Lines of data:
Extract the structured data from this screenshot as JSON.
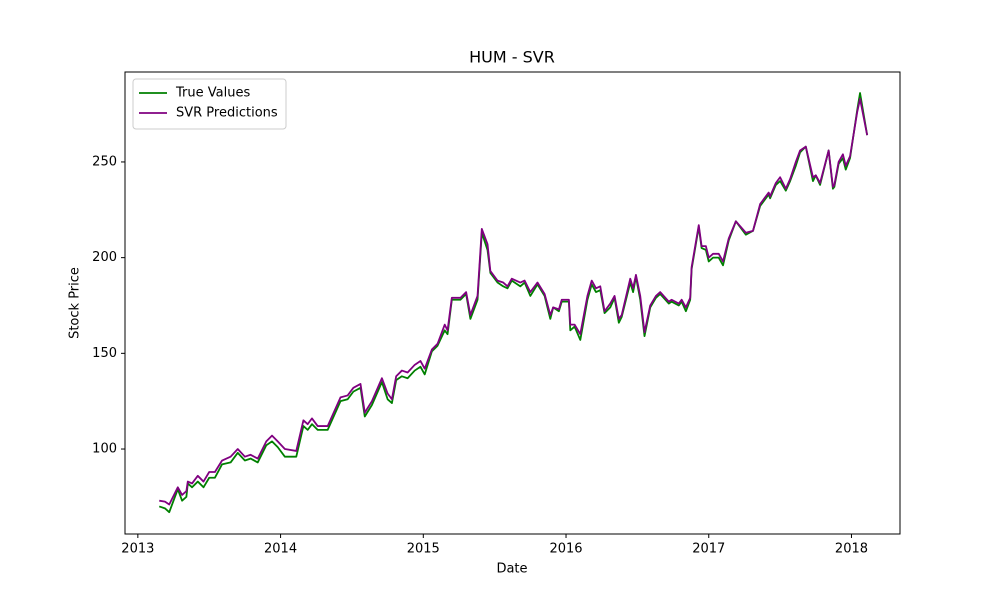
{
  "chart_data": {
    "type": "line",
    "title": "HUM - SVR",
    "xlabel": "Date",
    "ylabel": "Stock Price",
    "x": [
      2013.15,
      2013.19,
      2013.22,
      2013.28,
      2013.31,
      2013.34,
      2013.35,
      2013.38,
      2013.42,
      2013.46,
      2013.5,
      2013.54,
      2013.59,
      2013.65,
      2013.7,
      2013.75,
      2013.79,
      2013.84,
      2013.9,
      2013.94,
      2013.98,
      2014.03,
      2014.11,
      2014.16,
      2014.19,
      2014.22,
      2014.26,
      2014.33,
      2014.42,
      2014.47,
      2014.51,
      2014.56,
      2014.59,
      2014.64,
      2014.71,
      2014.75,
      2014.78,
      2014.81,
      2014.85,
      2014.89,
      2014.94,
      2014.98,
      2015.01,
      2015.06,
      2015.1,
      2015.15,
      2015.17,
      2015.2,
      2015.26,
      2015.3,
      2015.33,
      2015.38,
      2015.41,
      2015.45,
      2015.47,
      2015.52,
      2015.56,
      2015.59,
      2015.62,
      2015.68,
      2015.71,
      2015.75,
      2015.8,
      2015.85,
      2015.89,
      2015.91,
      2015.95,
      2015.97,
      2016.02,
      2016.03,
      2016.06,
      2016.1,
      2016.15,
      2016.18,
      2016.21,
      2016.24,
      2016.27,
      2016.31,
      2016.34,
      2016.37,
      2016.39,
      2016.45,
      2016.47,
      2016.49,
      2016.52,
      2016.55,
      2016.59,
      2016.63,
      2016.66,
      2016.72,
      2016.74,
      2016.79,
      2016.81,
      2016.84,
      2016.87,
      2016.88,
      2016.93,
      2016.95,
      2016.98,
      2017.0,
      2017.03,
      2017.07,
      2017.1,
      2017.14,
      2017.19,
      2017.26,
      2017.31,
      2017.36,
      2017.42,
      2017.43,
      2017.47,
      2017.5,
      2017.54,
      2017.57,
      2017.61,
      2017.64,
      2017.68,
      2017.73,
      2017.75,
      2017.78,
      2017.84,
      2017.87,
      2017.88,
      2017.91,
      2017.94,
      2017.96,
      2017.99,
      2018.04,
      2018.06,
      2018.11
    ],
    "series": [
      {
        "name": "True Values",
        "color": "#008000",
        "values": [
          70,
          69,
          67,
          79,
          73,
          75,
          82,
          80,
          83,
          80,
          85,
          85,
          92,
          93,
          98,
          94,
          95,
          93,
          102,
          104,
          101,
          96,
          96,
          112,
          110,
          113,
          110,
          110,
          125,
          126,
          130,
          132,
          117,
          123,
          135,
          126,
          124,
          136,
          138,
          137,
          141,
          143,
          139,
          151,
          154,
          162,
          160,
          178,
          178,
          181,
          168,
          178,
          213,
          204,
          192,
          187,
          185,
          184,
          188,
          185,
          187,
          180,
          186,
          180,
          168,
          174,
          172,
          177,
          177,
          162,
          164,
          157,
          178,
          186,
          182,
          183,
          171,
          174,
          179,
          166,
          169,
          187,
          182,
          190,
          178,
          159,
          174,
          179,
          181,
          176,
          177,
          175,
          177,
          172,
          178,
          194,
          216,
          205,
          204,
          198,
          200,
          200,
          196,
          209,
          219,
          212,
          214,
          227,
          233,
          231,
          238,
          240,
          235,
          240,
          248,
          255,
          258,
          240,
          243,
          238,
          256,
          236,
          237,
          249,
          252,
          246,
          252,
          277,
          286,
          264
        ]
      },
      {
        "name": "SVR Predictions",
        "color": "#800080",
        "values": [
          73,
          72.5,
          71,
          80,
          76,
          78,
          83,
          82,
          86,
          83,
          88,
          88,
          94,
          96,
          100,
          96,
          97,
          95,
          104,
          107,
          104,
          100,
          99,
          115,
          113,
          116,
          112,
          112,
          127,
          128,
          132,
          134,
          119,
          125,
          137,
          129,
          126,
          138,
          141,
          140,
          144,
          146,
          142,
          152,
          155,
          165,
          162,
          179,
          179,
          182,
          170,
          180,
          215,
          207,
          193,
          188,
          187,
          185,
          189,
          187,
          188,
          182,
          187,
          181,
          170,
          174,
          173,
          178,
          178,
          165,
          165,
          160,
          180,
          188,
          184,
          185,
          172,
          176,
          180,
          168,
          170,
          189,
          184,
          191,
          180,
          161,
          175,
          180,
          182,
          177,
          178,
          176,
          178,
          174,
          179,
          195,
          217,
          206,
          206,
          200,
          202,
          202,
          198,
          210,
          219,
          213,
          214,
          228,
          234,
          232,
          239,
          242,
          236,
          241,
          250,
          256,
          258,
          242,
          243,
          239,
          256,
          237,
          238,
          250,
          254,
          248,
          253,
          276,
          283,
          264
        ]
      }
    ],
    "xlim": [
      2012.91,
      2018.34
    ],
    "xticks": [
      2013,
      2014,
      2015,
      2016,
      2017,
      2018
    ],
    "ylim": [
      55.6,
      297
    ],
    "yticks": [
      100,
      150,
      200,
      250
    ],
    "legend": "upper left",
    "grid": false
  }
}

Goal of the exercise »
Using the listing above, show each line holding the string "name".

Expected answer »
        "name": "True Values",
        "name": "SVR Predictions",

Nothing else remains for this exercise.